Search the data for the word "List" and copy every line that contains it.

#####

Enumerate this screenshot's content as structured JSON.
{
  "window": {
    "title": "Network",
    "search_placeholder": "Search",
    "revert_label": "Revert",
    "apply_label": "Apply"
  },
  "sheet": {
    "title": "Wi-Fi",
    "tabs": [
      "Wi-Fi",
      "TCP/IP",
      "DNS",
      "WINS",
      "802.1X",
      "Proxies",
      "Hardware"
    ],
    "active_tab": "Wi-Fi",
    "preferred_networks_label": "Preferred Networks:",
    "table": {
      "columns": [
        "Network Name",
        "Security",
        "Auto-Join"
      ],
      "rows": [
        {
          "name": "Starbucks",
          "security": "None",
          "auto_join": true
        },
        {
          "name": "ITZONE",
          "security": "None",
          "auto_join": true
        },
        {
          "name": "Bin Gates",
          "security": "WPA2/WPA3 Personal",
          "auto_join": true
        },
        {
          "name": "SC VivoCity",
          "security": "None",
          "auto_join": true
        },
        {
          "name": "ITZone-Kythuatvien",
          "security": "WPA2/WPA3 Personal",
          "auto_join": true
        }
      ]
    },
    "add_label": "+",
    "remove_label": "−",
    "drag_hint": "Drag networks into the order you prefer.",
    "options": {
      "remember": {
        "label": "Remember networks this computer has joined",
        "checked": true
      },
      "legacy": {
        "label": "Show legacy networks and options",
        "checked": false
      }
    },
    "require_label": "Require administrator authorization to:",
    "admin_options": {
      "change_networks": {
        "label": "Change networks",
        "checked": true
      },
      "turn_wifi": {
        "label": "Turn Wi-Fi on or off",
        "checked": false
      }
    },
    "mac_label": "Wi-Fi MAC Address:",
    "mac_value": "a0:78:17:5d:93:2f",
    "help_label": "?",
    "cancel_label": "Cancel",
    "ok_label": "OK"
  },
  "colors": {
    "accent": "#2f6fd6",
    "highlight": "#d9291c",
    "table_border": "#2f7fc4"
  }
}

#####

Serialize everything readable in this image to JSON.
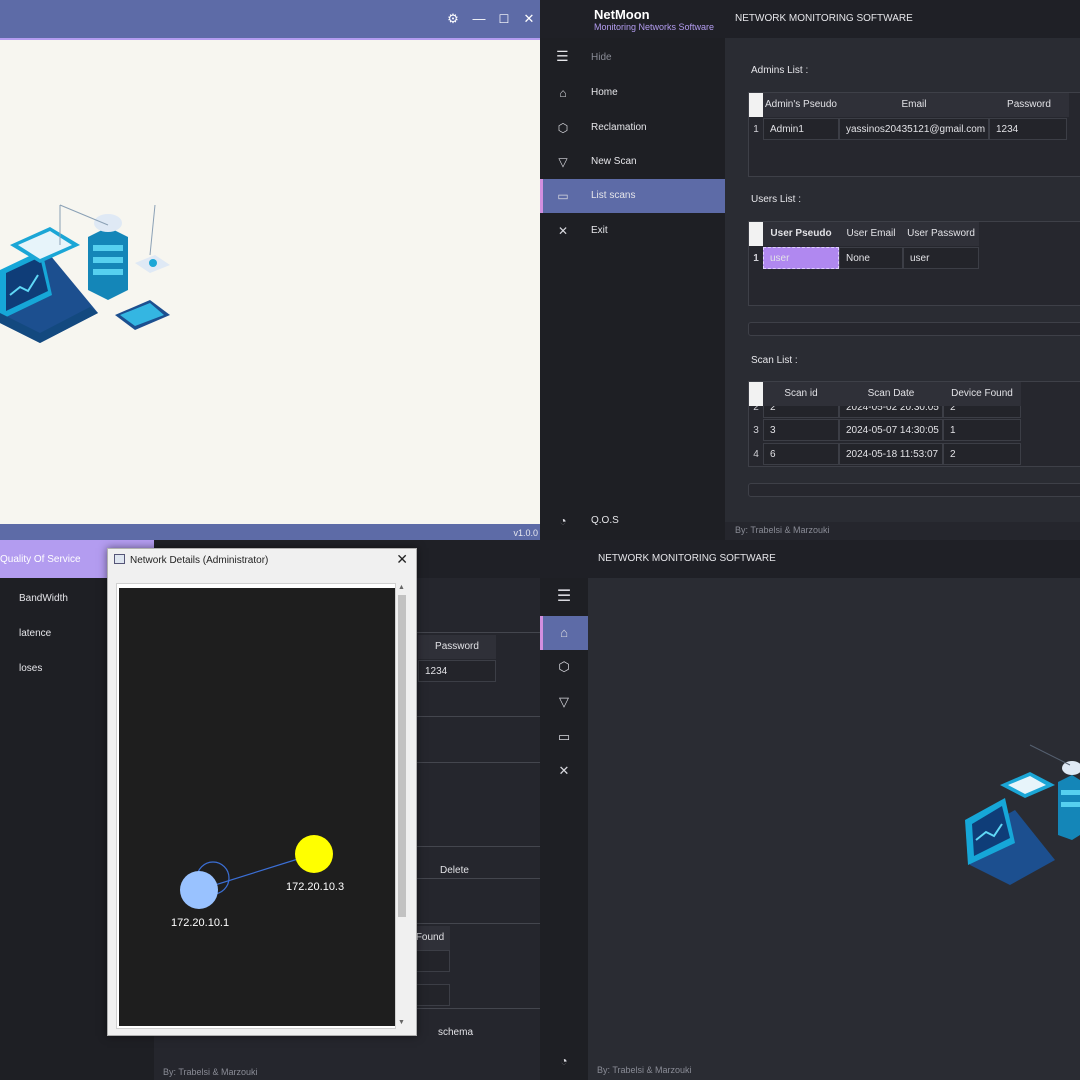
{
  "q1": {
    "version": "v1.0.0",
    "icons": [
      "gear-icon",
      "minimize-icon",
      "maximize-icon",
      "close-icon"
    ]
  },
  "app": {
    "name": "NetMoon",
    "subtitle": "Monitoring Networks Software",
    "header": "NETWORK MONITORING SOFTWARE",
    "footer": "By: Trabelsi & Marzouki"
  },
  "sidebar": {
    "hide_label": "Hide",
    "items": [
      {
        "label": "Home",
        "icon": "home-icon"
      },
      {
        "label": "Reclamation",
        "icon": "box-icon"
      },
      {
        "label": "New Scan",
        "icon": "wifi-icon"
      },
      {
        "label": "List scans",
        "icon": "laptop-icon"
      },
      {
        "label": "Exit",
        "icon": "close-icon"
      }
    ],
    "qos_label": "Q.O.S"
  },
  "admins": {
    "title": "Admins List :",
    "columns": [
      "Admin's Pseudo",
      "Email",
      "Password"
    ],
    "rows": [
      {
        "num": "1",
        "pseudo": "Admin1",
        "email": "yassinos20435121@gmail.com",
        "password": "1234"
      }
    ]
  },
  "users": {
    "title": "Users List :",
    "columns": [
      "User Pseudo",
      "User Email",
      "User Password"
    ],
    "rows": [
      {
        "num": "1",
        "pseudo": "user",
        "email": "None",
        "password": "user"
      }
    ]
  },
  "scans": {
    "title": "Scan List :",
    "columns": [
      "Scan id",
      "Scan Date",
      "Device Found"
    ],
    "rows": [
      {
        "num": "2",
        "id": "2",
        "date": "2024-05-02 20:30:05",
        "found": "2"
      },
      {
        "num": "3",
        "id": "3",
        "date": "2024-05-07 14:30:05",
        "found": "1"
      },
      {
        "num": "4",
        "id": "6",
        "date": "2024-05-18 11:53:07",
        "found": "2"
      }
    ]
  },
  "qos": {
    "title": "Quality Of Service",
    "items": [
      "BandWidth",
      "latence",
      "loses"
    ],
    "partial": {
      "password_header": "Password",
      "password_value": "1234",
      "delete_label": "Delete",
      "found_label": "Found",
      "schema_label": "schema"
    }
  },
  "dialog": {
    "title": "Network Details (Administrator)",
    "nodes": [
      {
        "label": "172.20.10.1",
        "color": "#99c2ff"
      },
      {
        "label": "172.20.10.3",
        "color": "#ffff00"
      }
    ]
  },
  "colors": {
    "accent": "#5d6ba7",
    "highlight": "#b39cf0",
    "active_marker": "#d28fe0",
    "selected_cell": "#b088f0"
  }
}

#####

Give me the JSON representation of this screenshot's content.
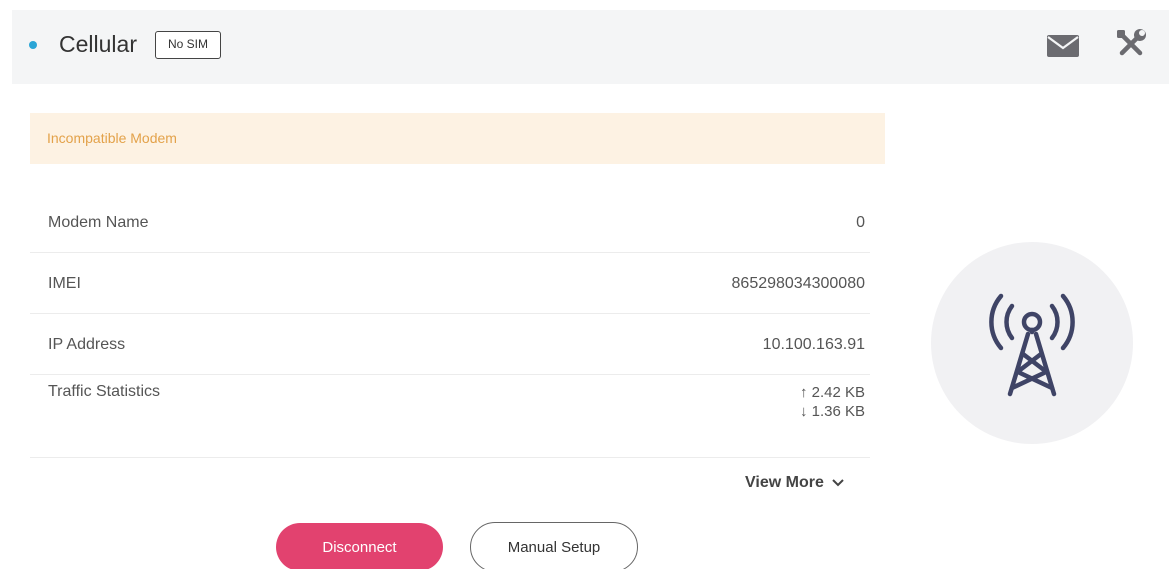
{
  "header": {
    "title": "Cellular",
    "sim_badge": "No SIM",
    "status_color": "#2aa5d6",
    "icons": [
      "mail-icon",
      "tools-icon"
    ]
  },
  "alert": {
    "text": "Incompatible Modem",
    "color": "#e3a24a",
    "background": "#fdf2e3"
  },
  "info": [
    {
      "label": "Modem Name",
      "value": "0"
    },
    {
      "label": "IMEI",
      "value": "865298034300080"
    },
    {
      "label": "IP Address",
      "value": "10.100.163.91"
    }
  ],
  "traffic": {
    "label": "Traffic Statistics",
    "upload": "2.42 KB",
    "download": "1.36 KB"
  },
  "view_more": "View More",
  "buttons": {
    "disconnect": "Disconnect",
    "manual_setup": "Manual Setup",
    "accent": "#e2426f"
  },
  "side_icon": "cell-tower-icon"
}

#####

## Problem solution
        "label": "List scans",
    "title": "Admins List :",
    "title": "Users List :",
    "title": "Scan List :",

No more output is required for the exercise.